Everything in the listing should be restated word for word.

_Chart and figure data_
○ ○ ○
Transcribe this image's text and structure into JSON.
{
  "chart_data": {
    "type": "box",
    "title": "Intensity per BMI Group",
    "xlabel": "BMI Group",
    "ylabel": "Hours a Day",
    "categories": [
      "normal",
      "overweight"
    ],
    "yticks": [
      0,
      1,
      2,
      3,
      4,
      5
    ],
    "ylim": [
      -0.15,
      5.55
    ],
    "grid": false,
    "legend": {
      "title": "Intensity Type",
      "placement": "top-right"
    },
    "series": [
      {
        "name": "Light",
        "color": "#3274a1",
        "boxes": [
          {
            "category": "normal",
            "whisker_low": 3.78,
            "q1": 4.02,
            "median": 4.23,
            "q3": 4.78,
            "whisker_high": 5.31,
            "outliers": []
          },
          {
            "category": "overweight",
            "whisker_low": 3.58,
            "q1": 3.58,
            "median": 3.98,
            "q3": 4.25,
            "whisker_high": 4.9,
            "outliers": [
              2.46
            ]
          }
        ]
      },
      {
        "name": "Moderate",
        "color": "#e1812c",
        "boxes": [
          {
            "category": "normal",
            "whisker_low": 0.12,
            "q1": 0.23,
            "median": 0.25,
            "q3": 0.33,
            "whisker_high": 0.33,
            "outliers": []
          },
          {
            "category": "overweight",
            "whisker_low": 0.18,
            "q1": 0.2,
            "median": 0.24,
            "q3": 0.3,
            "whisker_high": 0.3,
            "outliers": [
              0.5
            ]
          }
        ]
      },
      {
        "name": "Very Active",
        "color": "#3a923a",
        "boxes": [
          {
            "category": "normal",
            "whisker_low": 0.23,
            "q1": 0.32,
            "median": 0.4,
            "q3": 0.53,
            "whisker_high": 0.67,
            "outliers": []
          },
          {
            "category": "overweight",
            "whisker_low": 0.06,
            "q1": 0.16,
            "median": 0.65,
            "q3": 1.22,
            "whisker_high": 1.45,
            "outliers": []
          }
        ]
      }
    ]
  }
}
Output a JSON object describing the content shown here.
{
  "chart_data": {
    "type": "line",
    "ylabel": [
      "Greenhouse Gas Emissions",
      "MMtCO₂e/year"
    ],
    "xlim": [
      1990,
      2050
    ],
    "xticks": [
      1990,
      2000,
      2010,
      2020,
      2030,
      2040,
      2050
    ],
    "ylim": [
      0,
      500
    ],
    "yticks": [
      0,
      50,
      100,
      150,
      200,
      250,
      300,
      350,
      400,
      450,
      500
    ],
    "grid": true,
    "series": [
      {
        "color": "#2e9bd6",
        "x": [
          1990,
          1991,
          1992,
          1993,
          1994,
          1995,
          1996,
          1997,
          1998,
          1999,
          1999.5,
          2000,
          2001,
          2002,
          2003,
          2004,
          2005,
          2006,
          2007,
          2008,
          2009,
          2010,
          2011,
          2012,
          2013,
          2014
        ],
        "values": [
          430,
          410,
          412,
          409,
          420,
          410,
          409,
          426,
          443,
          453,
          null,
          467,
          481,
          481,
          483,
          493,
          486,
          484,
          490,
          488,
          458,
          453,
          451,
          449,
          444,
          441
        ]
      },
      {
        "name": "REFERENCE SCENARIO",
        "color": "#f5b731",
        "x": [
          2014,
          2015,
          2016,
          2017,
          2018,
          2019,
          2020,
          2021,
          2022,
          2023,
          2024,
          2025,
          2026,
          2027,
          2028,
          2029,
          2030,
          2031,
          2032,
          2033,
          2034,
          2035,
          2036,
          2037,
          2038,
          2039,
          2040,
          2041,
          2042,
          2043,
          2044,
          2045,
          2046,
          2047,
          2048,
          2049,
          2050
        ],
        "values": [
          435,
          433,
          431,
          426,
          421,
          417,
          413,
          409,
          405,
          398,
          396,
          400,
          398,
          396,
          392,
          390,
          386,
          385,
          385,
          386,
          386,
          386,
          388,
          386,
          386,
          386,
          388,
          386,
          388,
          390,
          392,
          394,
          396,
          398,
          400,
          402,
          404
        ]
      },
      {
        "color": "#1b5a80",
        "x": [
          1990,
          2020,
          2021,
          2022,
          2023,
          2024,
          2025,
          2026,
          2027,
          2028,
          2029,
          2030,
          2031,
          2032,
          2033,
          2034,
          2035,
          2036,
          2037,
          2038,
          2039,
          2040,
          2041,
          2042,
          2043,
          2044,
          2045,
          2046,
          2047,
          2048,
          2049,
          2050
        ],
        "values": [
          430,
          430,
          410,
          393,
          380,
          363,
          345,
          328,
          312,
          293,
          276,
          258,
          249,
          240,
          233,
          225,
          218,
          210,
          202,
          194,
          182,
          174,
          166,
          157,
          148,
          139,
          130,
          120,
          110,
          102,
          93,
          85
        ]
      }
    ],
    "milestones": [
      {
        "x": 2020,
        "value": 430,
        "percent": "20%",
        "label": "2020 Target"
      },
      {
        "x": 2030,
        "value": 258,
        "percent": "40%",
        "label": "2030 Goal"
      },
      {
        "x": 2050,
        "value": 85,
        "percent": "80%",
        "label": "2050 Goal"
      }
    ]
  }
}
○ ○ ○
_Response below_
Transcribe this image's text and structure into JSON.
{
  "chart_data": {
    "type": "box",
    "title": "Intensity per BMI Group",
    "xlabel": "BMI Group",
    "ylabel": "Hours a Day",
    "categories": [
      "normal",
      "overweight"
    ],
    "yticks": [
      0,
      1,
      2,
      3,
      4,
      5
    ],
    "ylim": [
      -0.15,
      5.55
    ],
    "grid": false,
    "legend": {
      "title": "Intensity Type",
      "placement": "top-right"
    },
    "series": [
      {
        "name": "Light",
        "color": "#3274a1",
        "boxes": [
          {
            "category": "normal",
            "whisker_low": 3.78,
            "q1": 4.02,
            "median": 4.23,
            "q3": 4.78,
            "whisker_high": 5.31,
            "outliers": []
          },
          {
            "category": "overweight",
            "whisker_low": 3.58,
            "q1": 3.58,
            "median": 3.98,
            "q3": 4.25,
            "whisker_high": 4.9,
            "outliers": [
              2.46
            ]
          }
        ]
      },
      {
        "name": "Moderate",
        "color": "#e1812c",
        "boxes": [
          {
            "category": "normal",
            "whisker_low": 0.12,
            "q1": 0.23,
            "median": 0.25,
            "q3": 0.33,
            "whisker_high": 0.33,
            "outliers": []
          },
          {
            "category": "overweight",
            "whisker_low": 0.18,
            "q1": 0.2,
            "median": 0.24,
            "q3": 0.3,
            "whisker_high": 0.3,
            "outliers": [
              0.5
            ]
          }
        ]
      },
      {
        "name": "Very Active",
        "color": "#3a923a",
        "boxes": [
          {
            "category": "normal",
            "whisker_low": 0.23,
            "q1": 0.32,
            "median": 0.4,
            "q3": 0.53,
            "whisker_high": 0.67,
            "outliers": []
          },
          {
            "category": "overweight",
            "whisker_low": 0.06,
            "q1": 0.16,
            "median": 0.65,
            "q3": 1.22,
            "whisker_high": 1.45,
            "outliers": []
          }
        ]
      }
    ]
  }
}
Output a JSON object describing the content shown here.
{
  "chart_data": {
    "type": "line",
    "ylabel": [
      "Greenhouse Gas Emissions",
      "MMtCO₂e/year"
    ],
    "xlim": [
      1990,
      2050
    ],
    "xticks": [
      1990,
      2000,
      2010,
      2020,
      2030,
      2040,
      2050
    ],
    "ylim": [
      0,
      500
    ],
    "yticks": [
      0,
      50,
      100,
      150,
      200,
      250,
      300,
      350,
      400,
      450,
      500
    ],
    "grid": true,
    "series": [
      {
        "color": "#2e9bd6",
        "x": [
          1990,
          1991,
          1992,
          1993,
          1994,
          1995,
          1996,
          1997,
          1998,
          1999,
          1999.5,
          2000,
          2001,
          2002,
          2003,
          2004,
          2005,
          2006,
          2007,
          2008,
          2009,
          2010,
          2011,
          2012,
          2013,
          2014
        ],
        "values": [
          430,
          410,
          412,
          409,
          420,
          410,
          409,
          426,
          443,
          453,
          null,
          467,
          481,
          481,
          483,
          493,
          486,
          484,
          490,
          488,
          458,
          453,
          451,
          449,
          444,
          441
        ]
      },
      {
        "name": "REFERENCE SCENARIO",
        "color": "#f5b731",
        "x": [
          2014,
          2015,
          2016,
          2017,
          2018,
          2019,
          2020,
          2021,
          2022,
          2023,
          2024,
          2025,
          2026,
          2027,
          2028,
          2029,
          2030,
          2031,
          2032,
          2033,
          2034,
          2035,
          2036,
          2037,
          2038,
          2039,
          2040,
          2041,
          2042,
          2043,
          2044,
          2045,
          2046,
          2047,
          2048,
          2049,
          2050
        ],
        "values": [
          435,
          433,
          431,
          426,
          421,
          417,
          413,
          409,
          405,
          398,
          396,
          400,
          398,
          396,
          392,
          390,
          386,
          385,
          385,
          386,
          386,
          386,
          388,
          386,
          386,
          386,
          388,
          386,
          388,
          390,
          392,
          394,
          396,
          398,
          400,
          402,
          404
        ]
      },
      {
        "color": "#1b5a80",
        "x": [
          1990,
          2020,
          2021,
          2022,
          2023,
          2024,
          2025,
          2026,
          2027,
          2028,
          2029,
          2030,
          2031,
          2032,
          2033,
          2034,
          2035,
          2036,
          2037,
          2038,
          2039,
          2040,
          2041,
          2042,
          2043,
          2044,
          2045,
          2046,
          2047,
          2048,
          2049,
          2050
        ],
        "values": [
          430,
          430,
          410,
          393,
          380,
          363,
          345,
          328,
          312,
          293,
          276,
          258,
          249,
          240,
          233,
          225,
          218,
          210,
          202,
          194,
          182,
          174,
          166,
          157,
          148,
          139,
          130,
          120,
          110,
          102,
          93,
          85
        ]
      }
    ],
    "milestones": [
      {
        "x": 2020,
        "value": 430,
        "percent": "20%",
        "label": "2020 Target"
      },
      {
        "x": 2030,
        "value": 258,
        "percent": "40%",
        "label": "2030 Goal"
      },
      {
        "x": 2050,
        "value": 85,
        "percent": "80%",
        "label": "2050 Goal"
      }
    ]
  }
}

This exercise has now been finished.